__GOAL OF THE EXERCISE__. Search the records that follow and extract every line containing the string "much".

Rows from a dataset:
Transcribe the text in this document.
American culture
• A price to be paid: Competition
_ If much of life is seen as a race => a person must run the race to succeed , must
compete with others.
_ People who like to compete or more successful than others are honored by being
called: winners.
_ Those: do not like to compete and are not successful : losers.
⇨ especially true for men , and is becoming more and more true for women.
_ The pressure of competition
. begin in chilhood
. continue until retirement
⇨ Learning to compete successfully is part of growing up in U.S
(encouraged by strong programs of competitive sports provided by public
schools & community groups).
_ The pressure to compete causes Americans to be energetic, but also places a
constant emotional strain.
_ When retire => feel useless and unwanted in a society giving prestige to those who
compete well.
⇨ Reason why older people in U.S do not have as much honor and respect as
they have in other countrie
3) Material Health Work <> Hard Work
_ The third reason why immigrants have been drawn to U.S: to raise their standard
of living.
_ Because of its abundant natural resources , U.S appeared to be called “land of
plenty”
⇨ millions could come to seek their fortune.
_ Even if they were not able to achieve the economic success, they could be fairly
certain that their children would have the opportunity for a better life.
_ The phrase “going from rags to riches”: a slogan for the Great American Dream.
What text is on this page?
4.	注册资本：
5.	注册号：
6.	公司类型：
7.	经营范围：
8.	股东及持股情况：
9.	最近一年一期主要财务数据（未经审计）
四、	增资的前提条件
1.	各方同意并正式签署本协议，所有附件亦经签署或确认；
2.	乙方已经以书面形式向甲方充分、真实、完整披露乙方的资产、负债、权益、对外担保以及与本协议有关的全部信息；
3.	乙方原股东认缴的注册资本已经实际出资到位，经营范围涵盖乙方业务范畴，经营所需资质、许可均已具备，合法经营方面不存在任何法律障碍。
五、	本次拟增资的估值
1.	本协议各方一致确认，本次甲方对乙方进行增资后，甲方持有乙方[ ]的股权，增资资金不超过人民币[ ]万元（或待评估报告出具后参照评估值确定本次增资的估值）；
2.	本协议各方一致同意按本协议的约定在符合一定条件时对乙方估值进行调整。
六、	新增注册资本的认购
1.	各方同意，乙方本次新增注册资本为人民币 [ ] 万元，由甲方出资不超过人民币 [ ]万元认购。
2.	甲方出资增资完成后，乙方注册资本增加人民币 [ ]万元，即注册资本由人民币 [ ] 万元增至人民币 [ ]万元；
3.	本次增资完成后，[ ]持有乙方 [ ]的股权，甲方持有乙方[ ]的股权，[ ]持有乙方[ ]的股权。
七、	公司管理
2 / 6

__COMPLETE RESPONSE__.
_ If much of life is seen as a race => a person must run the race to succeed , must
⇨ Reason why older people in U.S do not have as much honor and respect as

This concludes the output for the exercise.